▶ EXERCISE AIM
Find every line with "JSON" in it, then report how many there are and nothing more.

┌─ RECORDS FOR THIS TASK

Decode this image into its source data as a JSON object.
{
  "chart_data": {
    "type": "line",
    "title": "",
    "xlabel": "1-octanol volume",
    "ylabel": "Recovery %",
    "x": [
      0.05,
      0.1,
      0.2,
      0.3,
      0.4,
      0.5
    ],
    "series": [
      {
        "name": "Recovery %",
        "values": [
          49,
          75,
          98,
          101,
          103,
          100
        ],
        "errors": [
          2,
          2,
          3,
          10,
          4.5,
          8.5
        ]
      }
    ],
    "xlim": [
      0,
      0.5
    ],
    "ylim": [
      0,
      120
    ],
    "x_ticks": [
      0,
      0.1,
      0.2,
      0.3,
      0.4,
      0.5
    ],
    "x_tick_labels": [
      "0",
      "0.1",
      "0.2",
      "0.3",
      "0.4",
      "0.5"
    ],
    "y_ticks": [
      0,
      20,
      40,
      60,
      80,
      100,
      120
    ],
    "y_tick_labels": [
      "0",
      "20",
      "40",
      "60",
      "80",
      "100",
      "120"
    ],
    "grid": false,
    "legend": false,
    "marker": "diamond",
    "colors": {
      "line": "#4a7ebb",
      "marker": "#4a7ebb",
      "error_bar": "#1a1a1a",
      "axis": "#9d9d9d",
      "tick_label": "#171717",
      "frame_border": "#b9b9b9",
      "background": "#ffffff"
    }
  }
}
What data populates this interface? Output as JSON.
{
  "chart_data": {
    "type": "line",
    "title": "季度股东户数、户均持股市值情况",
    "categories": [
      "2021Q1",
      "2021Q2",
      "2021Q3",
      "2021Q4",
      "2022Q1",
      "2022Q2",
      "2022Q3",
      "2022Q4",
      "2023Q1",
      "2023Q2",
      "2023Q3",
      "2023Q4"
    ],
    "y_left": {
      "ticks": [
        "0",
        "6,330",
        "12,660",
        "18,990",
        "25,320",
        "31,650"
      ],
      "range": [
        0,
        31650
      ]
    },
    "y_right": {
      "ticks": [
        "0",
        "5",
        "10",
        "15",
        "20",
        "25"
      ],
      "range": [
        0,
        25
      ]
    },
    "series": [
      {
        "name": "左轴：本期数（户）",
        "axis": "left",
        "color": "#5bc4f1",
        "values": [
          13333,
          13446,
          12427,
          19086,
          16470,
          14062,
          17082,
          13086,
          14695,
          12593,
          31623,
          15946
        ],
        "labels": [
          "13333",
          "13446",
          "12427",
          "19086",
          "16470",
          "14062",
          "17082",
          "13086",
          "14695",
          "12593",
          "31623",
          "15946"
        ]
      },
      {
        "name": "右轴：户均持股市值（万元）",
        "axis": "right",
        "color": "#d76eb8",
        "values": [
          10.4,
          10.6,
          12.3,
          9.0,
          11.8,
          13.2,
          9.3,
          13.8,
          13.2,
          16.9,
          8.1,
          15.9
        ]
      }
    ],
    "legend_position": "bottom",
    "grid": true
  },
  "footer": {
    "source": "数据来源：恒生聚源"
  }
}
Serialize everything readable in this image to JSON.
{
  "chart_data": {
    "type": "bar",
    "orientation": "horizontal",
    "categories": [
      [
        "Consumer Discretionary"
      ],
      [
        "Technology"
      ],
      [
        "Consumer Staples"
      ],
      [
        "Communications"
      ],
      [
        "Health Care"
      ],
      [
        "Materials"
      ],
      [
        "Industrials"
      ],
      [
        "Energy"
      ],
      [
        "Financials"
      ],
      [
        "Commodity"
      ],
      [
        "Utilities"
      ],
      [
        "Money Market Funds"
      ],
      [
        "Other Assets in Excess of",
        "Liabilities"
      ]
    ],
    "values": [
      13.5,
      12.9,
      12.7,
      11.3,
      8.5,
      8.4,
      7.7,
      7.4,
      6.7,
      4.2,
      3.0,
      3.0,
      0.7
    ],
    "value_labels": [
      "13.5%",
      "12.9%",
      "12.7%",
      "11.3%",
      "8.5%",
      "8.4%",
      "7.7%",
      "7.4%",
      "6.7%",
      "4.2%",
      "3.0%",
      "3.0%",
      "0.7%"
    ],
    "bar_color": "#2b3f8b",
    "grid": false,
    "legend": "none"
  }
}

└─

▶ RESPONSE FOR THIS EXERCISE
3